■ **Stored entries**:
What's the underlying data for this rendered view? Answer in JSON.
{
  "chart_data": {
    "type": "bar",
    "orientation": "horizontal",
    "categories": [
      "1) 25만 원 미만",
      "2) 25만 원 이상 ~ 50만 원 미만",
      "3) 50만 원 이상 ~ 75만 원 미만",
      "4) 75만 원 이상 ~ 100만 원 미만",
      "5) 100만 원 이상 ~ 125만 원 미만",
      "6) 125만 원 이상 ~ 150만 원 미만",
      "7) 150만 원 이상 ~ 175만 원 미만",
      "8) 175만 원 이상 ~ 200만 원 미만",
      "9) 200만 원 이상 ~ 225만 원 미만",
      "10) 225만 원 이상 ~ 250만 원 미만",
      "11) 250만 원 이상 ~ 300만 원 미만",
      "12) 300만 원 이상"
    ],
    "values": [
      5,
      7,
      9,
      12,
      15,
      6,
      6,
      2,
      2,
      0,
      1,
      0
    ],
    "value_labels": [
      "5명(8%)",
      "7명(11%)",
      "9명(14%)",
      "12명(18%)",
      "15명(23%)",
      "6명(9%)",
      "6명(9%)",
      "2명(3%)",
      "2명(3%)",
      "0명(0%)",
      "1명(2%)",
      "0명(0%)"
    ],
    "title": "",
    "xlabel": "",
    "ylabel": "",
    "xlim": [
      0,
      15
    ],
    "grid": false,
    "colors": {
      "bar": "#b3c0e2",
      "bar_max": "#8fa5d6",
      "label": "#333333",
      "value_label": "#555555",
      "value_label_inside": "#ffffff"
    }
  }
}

■ **WHAT IS REQUIRED**:
Would you restate each of the entries word for word?

■ **SOLUTION TO THIS PROBLEM**:
What's the underlying data for this rendered view? Answer in JSON.
{
  "chart_data": {
    "type": "bar",
    "orientation": "horizontal",
    "categories": [
      "1) 25만 원 미만",
      "2) 25만 원 이상 ~ 50만 원 미만",
      "3) 50만 원 이상 ~ 75만 원 미만",
      "4) 75만 원 이상 ~ 100만 원 미만",
      "5) 100만 원 이상 ~ 125만 원 미만",
      "6) 125만 원 이상 ~ 150만 원 미만",
      "7) 150만 원 이상 ~ 175만 원 미만",
      "8) 175만 원 이상 ~ 200만 원 미만",
      "9) 200만 원 이상 ~ 225만 원 미만",
      "10) 225만 원 이상 ~ 250만 원 미만",
      "11) 250만 원 이상 ~ 300만 원 미만",
      "12) 300만 원 이상"
    ],
    "values": [
      5,
      7,
      9,
      12,
      15,
      6,
      6,
      2,
      2,
      0,
      1,
      0
    ],
    "value_labels": [
      "5명(8%)",
      "7명(11%)",
      "9명(14%)",
      "12명(18%)",
      "15명(23%)",
      "6명(9%)",
      "6명(9%)",
      "2명(3%)",
      "2명(3%)",
      "0명(0%)",
      "1명(2%)",
      "0명(0%)"
    ],
    "title": "",
    "xlabel": "",
    "ylabel": "",
    "xlim": [
      0,
      15
    ],
    "grid": false,
    "colors": {
      "bar": "#b3c0e2",
      "bar_max": "#8fa5d6",
      "label": "#333333",
      "value_label": "#555555",
      "value_label_inside": "#ffffff"
    }
  }
}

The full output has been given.